■ **Problem to solve**: Copy, from the entries below, each line where the word "operadirig" can be found.

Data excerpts
START

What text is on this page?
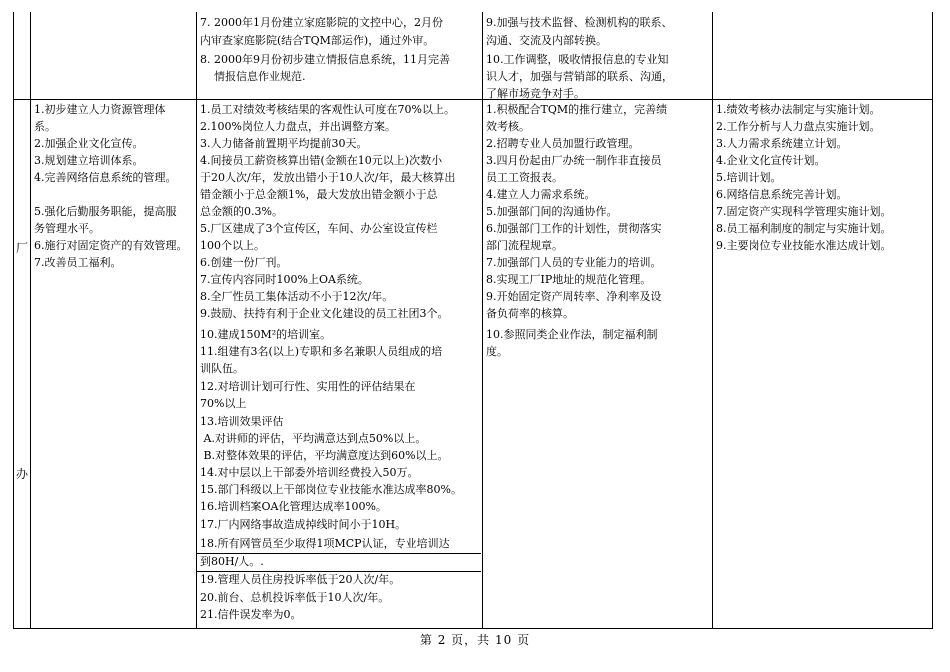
7. 2000年1月份建立家庭影院的文控中心，2月份
内审查家庭影院(结合TQM部运作)，通过外审。
8. 2000年9月份初步建立情报信息系统，11月完善
情报信息作业规范.
9.加强与技术监督、检测机构的联系、
沟通、交流及内部转换。
10.工作调整，吸收情报信息的专业知
识人才，加强与营销部的联系、沟通，
了解市场竞争对手。
厂
办
1.初步建立人力资源管理体
系。
2.加强企业文化宣传。
3.规划建立培训体系。
4.完善网络信息系统的管理。
5.强化后勤服务职能，提高服
务管理水平。
6.施行对固定资产的有效管理。
7.改善员工福利。
1.员工对绩效考核结果的客观性认可度在70%以上。
2.100%岗位人力盘点，并出调整方案。
3.人力储备前置期平均提前30天。
4.间接员工薪资核算出错(金额在10元以上)次数小
于20人次/年，发放出错小于10人次/年，最大核算出
错金额小于总金额1%，最大发放出错金额小于总
总金额的0.3%。
5.厂区建成了3个宣传区，车间、办公室设宣传栏
100个以上。
6.创建一份厂刊。
7.宣传内容同时100%上OA系统。
8.全厂性员工集体活动不小于12次/年。
9.鼓励、扶持有利于企业文化建设的员工社团3个。
10.建成150M²的培训室。
11.组建有3名(以上)专职和多名兼职人员组成的培
训队伍。
12.对培训计划可行性、实用性的评估结果在
70%以上
13.培训效果评估
A.对讲师的评估，平均满意达到点50%以上。
B.对整体效果的评估，平均满意度达到60%以上。
14.对中层以上干部委外培训经费投入50万。
15.部门科级以上干部岗位专业技能水准达成率80%。
16.培训档案OA化管理达成率100%。
17.厂内网络事故造成掉线时间小于10H。
18.所有网管员至少取得1项MCP认证，专业培训达
到80H/人。.
19.管理人员住房投诉率低于20人次/年。
20.前台、总机投诉率低于10人次/年。
21.信件误发率为0。
1.积极配合TQM的推行建立，完善绩
效考核。
2.招聘专业人员加盟行政管理。
3.四月份起由厂办统一制作非直接员
员工工资报表。
4.建立人力需求系统。
5.加强部门间的沟通协作。
6.加强部门工作的计划性，贯彻落实
部门流程规章。
7.加强部门人员的专业能力的培训。
8.实现工厂IP地址的规范化管理。
9.开始固定资产周转率、净利率及设
备负荷率的核算。
10.参照同类企业作法，制定福利制
度。
1.绩效考核办法制定与实施计划。
2.工作分析与人力盘点实施计划。
3.人力需求系统建立计划。
4.企业文化宣传计划。
5.培训计划。
6.网络信息系统完善计划。
7.固定资产实现科学管理实施计划。
8.员工福利制度的制定与实施计划。
9.主要岗位专业技能水准达成计划。
第 2 页，共 10 页
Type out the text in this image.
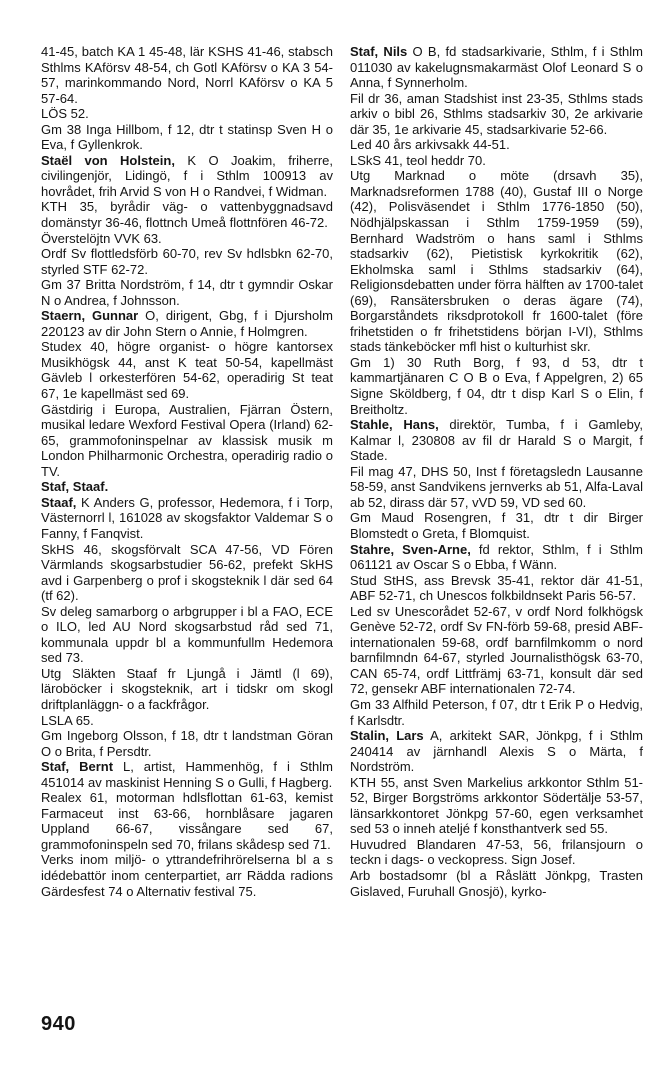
41-45, batch KA 1 45-48, lär KSHS 41-46, stabsch Sthlms KAförsv 48-54, ch Gotl KAförsv o KA 3 54-57, marinkommando Nord, Norrl KAförsv o KA 5 57-64.

LÖS 52.

Gm 38 Inga Hillbom, f 12, dtr t statinsp Sven H o Eva, f Gyllenkrok.

Staël von Holstein, K O Joakim, friherre, civilingenjör, Lidingö, f i Sthlm 100913 av hovrådet, frih Arvid S von H o Randvei, f Widman.

KTH 35, byrådir väg- o vattenbyggnadsavd domänstyr 36-46, flottnch Umeå flottnfören 46-72.

Överstelöjtn VVK 63.

Ordf Sv flottledsförb 60-70, rev Sv hdlsbkn 62-70, styrled STF 62-72.

Gm 37 Britta Nordström, f 14, dtr t gymndir Oskar N o Andrea, f Johnsson.

Staern, Gunnar O, dirigent, Gbg, f i Djursholm 220123 av dir John Stern o Annie, f Holmgren.

Studex 40, högre organist- o högre kantorsex Musikhögsk 44, anst K teat 50-54, kapellmäst Gävleb l orkesterfören 54-62, operadirig St teat 67, 1e kapellmäst sed 69.

Gästdirig i Europa, Australien, Fjärran Östern, musikal ledare Wexford Festival Opera (Irland) 62-65, grammofoninspelnar av klassisk musik m London Philharmonic Orchestra, operadirig radio o TV.

Staf, Staaf.

Staaf, K Anders G, professor, Hedemora, f i Torp, Västernorrl l, 161028 av skogsfaktor Valdemar S o Fanny, f Fanqvist.

SkHS 46, skogsförvalt SCA 47-56, VD Fören Värmlands skogsarbstudier 56-62, prefekt SkHS avd i Garpenberg o prof i skogsteknik l där sed 64 (tf 62).

Sv deleg samarborg o arbgrupper i bl a FAO, ECE o ILO, led AU Nord skogsarbstud råd sed 71, kommunala uppdr bl a kommunfullm Hedemora sed 73.

Utg Släkten Staaf fr Ljungå i Jämtl (l 69), läroböcker i skogsteknik, art i tidskr om skogl driftplanläggn- o a fackfrågor.

LSLA 65.

Gm Ingeborg Olsson, f 18, dtr t landstman Göran O o Brita, f Persdtr.

Staf, Bernt L, artist, Hammenhög, f i Sthlm 451014 av maskinist Henning S o Gulli, f Hagberg.

Realex 61, motorman hdlsflottan 61-63, kemist Farmaceut inst 63-66, hornblåsare jagaren Uppland 66-67, vissångare sed 67, grammofoninspeln sed 70, frilans skådesp sed 71.

Verks inom miljö- o yttrandefrihrörelserna bl a s idédebattör inom centerpartiet, arr Rädda radions Gärdesfest 74 o Alternativ festival 75.

Staf, Nils O B, fd stadsarkivarie, Sthlm, f i Sthlm 011030 av kakelugnsmakarmäst Olof Leonard S o Anna, f Synnerholm.

Fil dr 36, aman Stadshist inst 23-35, Sthlms stads arkiv o bibl 26, Sthlms stadsarkiv 30, 2e arkivarie där 35, 1e arkivarie 45, stadsarkivarie 52-66.

Led 40 års arkivsakk 44-51.

LSkS 41, teol heddr 70.

Utg Marknad o möte (drsavh 35), Marknadsreformen 1788 (40), Gustaf III o Norge (42), Polisväsendet i Sthlm 1776-1850 (50), Nödhjälpskassan i Sthlm 1759-1959 (59), Bernhard Wadström o hans saml i Sthlms stadsarkiv (62), Pietistisk kyrkokritik (62), Ekholmska saml i Sthlms stadsarkiv (64), Religionsdebatten under förra hälften av 1700-talet (69), Ransätersbruken o deras ägare (74), Borgarståndets riksdprotokoll fr 1600-talet (före frihetstiden o fr frihetstidens början I-VI), Sthlms stads tänkeböcker mfl hist o kulturhist skr.

Gm 1) 30 Ruth Borg, f 93, d 53, dtr t kammartjänaren C O B o Eva, f Appelgren, 2) 65 Signe Sköldberg, f 04, dtr t disp Karl S o Elin, f Breitholtz.

Stahle, Hans, direktör, Tumba, f i Gamleby, Kalmar l, 230808 av fil dr Harald S o Margit, f Stade.

Fil mag 47, DHS 50, Inst f företagsledn Lausanne 58-59, anst Sandvikens jernverks ab 51, Alfa-Laval ab 52, dirass där 57, vVD 59, VD sed 60.

Gm Maud Rosengren, f 31, dtr t dir Birger Blomstedt o Greta, f Blomquist.

Stahre, Sven-Arne, fd rektor, Sthlm, f i Sthlm 061121 av Oscar S o Ebba, f Wänn.

Stud StHS, ass Brevsk 35-41, rektor där 41-51, ABF 52-71, ch Unescos folkbildnsekt Paris 56-57.

Led sv Unescorådet 52-67, v ordf Nord folkhögsk Genève 52-72, ordf Sv FN-förb 59-68, presid ABF-internationalen 59-68, ordf barnfilmkomm o nord barnfilmndn 64-67, styrled Journalisthögsk 63-70, CAN 65-74, ordf Littfrämj 63-71, konsult där sed 72, gensekr ABF internationalen 72-74.

Gm 33 Alfhild Peterson, f 07, dtr t Erik P o Hedvig, f Karlsdtr.

Stalin, Lars A, arkitekt SAR, Jönkpg, f i Sthlm 240414 av järnhandl Alexis S o Märta, f Nordström.

KTH 55, anst Sven Markelius arkkontor Sthlm 51-52, Birger Borgströms arkkontor Södertälje 53-57, länsarkkontoret Jönkpg 57-60, egen verksamhet sed 53 o inneh ateljé f konsthantverk sed 55.

Huvudred Blandaren 47-53, 56, frilansjourn o teckn i dags- o veckopress. Sign Josef.

Arb bostadsomr (bl a Råslätt Jönkpg, Trasten Gislaved, Furuhall Gnosjö), kyrko-

940
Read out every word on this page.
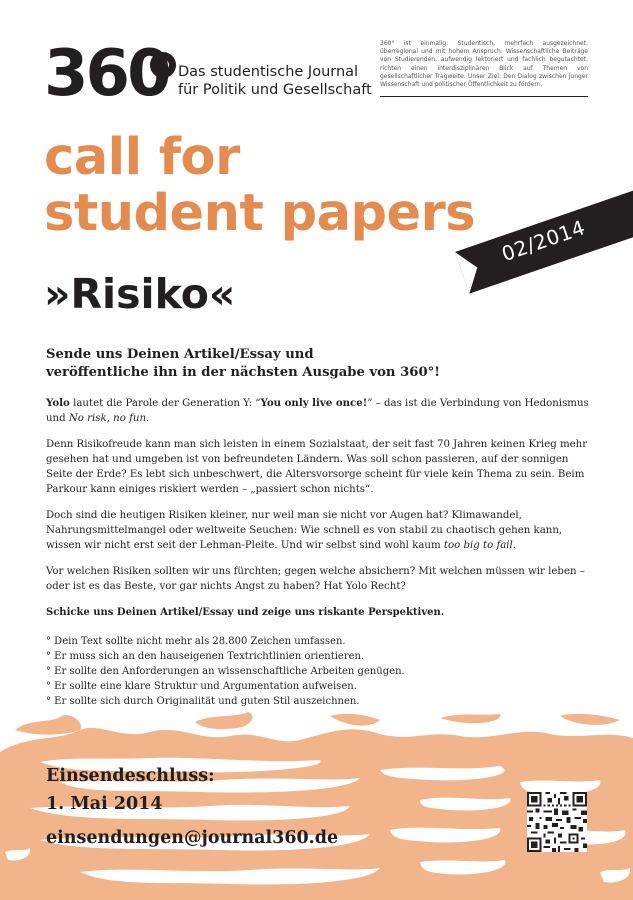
360 Das studentische Journal
für Politik und Gesellschaft
360° ist einmalig: Studentisch, mehrfach ausgezeichnet, überregional und mit hohem Anspruch. Wissenschaftliche Beiträge von Studierenden, aufwendig lektoriert und fachlich begutachtet, richten einen interdisziplinären Blick auf Themen von gesellschaftlicher Tragweite. Unser Ziel: Den Dialog zwischen junger Wissenschaft und politischer Öffentlichkeit zu fördern.
call for
student papers
»Risiko«
02/2014
Sende uns Deinen Artikel/Essay und
veröffentliche ihn in der nächsten Ausgabe von 360°!

Yolo lautet die Parole der Generation Y: “You only live once!” – das ist die Verbindung von Hedonismus und No risk, no fun.

Denn Risikofreude kann man sich leisten in einem Sozialstaat, der seit fast 70 Jahren keinen Krieg mehr gesehen hat und umgeben ist von befreundeten Ländern. Was soll schon passieren, auf der sonnigen Seite der Erde? Es lebt sich unbeschwert, die Altersvorsorge scheint für viele kein Thema zu sein. Beim Parkour kann einiges riskiert werden – „passiert schon nichts“.

Doch sind die heutigen Risiken kleiner, nur weil man sie nicht vor Augen hat? Klimawandel, Nahrungsmittelmangel oder weltweite Seuchen: Wie schnell es von stabil zu chaotisch gehen kann, wissen wir nicht erst seit der Lehman-Pleite. Und wir selbst sind wohl kaum too big to fail.

Vor welchen Risiken sollten wir uns fürchten; gegen welche absichern? Mit welchen müssen wir leben – oder ist es das Beste, vor gar nichts Angst zu haben? Hat Yolo Recht?

Schicke uns Deinen Artikel/Essay und zeige uns riskante Perspektiven.

° Dein Text sollte nicht mehr als 28.800 Zeichen umfassen.
° Er muss sich an den hauseigenen Textrichtlinien orientieren.
° Er sollte den Anforderungen an wissenschaftliche Arbeiten genügen.
° Er sollte eine klare Struktur und Argumentation aufweisen.
° Er sollte sich durch Originalität und guten Stil auszeichnen.
Einsendeschluss:
1. Mai 2014
einsendungen@journal360.de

END

■ **Response to this task**:
Studex 40, högre organist- o högre kantorsex Musikhögsk 44, anst K teat 50-54, kapellmäst Gävleb l orkesterfören 54-62, operadirig St teat 67, 1e kapellmäst sed 69.
Gästdirig i Europa, Australien, Fjärran Östern, musikal ledare Wexford Festival Opera (Irland) 62-65, grammofoninspelnar av klassisk musik m London Philharmonic Orchestra, operadirig radio o TV.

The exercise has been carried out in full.